— BEGIN RECORD EXCERPTS —
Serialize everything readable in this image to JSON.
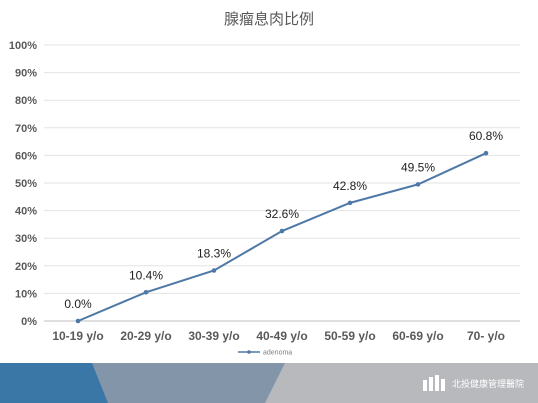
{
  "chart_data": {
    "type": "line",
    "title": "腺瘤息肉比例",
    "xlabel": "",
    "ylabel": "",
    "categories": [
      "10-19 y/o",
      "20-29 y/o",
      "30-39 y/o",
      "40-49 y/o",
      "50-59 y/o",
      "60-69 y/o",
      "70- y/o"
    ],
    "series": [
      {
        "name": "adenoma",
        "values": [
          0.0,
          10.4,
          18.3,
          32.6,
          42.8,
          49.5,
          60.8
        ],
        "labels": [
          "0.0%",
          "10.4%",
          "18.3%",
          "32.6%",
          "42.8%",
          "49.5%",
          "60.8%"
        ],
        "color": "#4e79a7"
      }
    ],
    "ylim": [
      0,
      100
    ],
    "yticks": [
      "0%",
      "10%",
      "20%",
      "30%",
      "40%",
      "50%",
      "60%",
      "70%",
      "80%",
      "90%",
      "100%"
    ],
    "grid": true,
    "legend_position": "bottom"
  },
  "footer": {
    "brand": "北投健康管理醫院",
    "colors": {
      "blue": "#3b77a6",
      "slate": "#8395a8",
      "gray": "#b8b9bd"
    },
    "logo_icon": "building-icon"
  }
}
— END RECORD EXCERPTS —
_THE PROBLEM:_
Repeat each record exactly as shown above, dropping all images.

_TASK OUTPUT:_
Serialize everything readable in this image to JSON.
{
  "chart_data": {
    "type": "line",
    "title": "腺瘤息肉比例",
    "xlabel": "",
    "ylabel": "",
    "categories": [
      "10-19 y/o",
      "20-29 y/o",
      "30-39 y/o",
      "40-49 y/o",
      "50-59 y/o",
      "60-69 y/o",
      "70- y/o"
    ],
    "series": [
      {
        "name": "adenoma",
        "values": [
          0.0,
          10.4,
          18.3,
          32.6,
          42.8,
          49.5,
          60.8
        ],
        "labels": [
          "0.0%",
          "10.4%",
          "18.3%",
          "32.6%",
          "42.8%",
          "49.5%",
          "60.8%"
        ],
        "color": "#4e79a7"
      }
    ],
    "ylim": [
      0,
      100
    ],
    "yticks": [
      "0%",
      "10%",
      "20%",
      "30%",
      "40%",
      "50%",
      "60%",
      "70%",
      "80%",
      "90%",
      "100%"
    ],
    "grid": true,
    "legend_position": "bottom"
  },
  "footer": {
    "brand": "北投健康管理醫院",
    "colors": {
      "blue": "#3b77a6",
      "slate": "#8395a8",
      "gray": "#b8b9bd"
    },
    "logo_icon": "building-icon"
  }
}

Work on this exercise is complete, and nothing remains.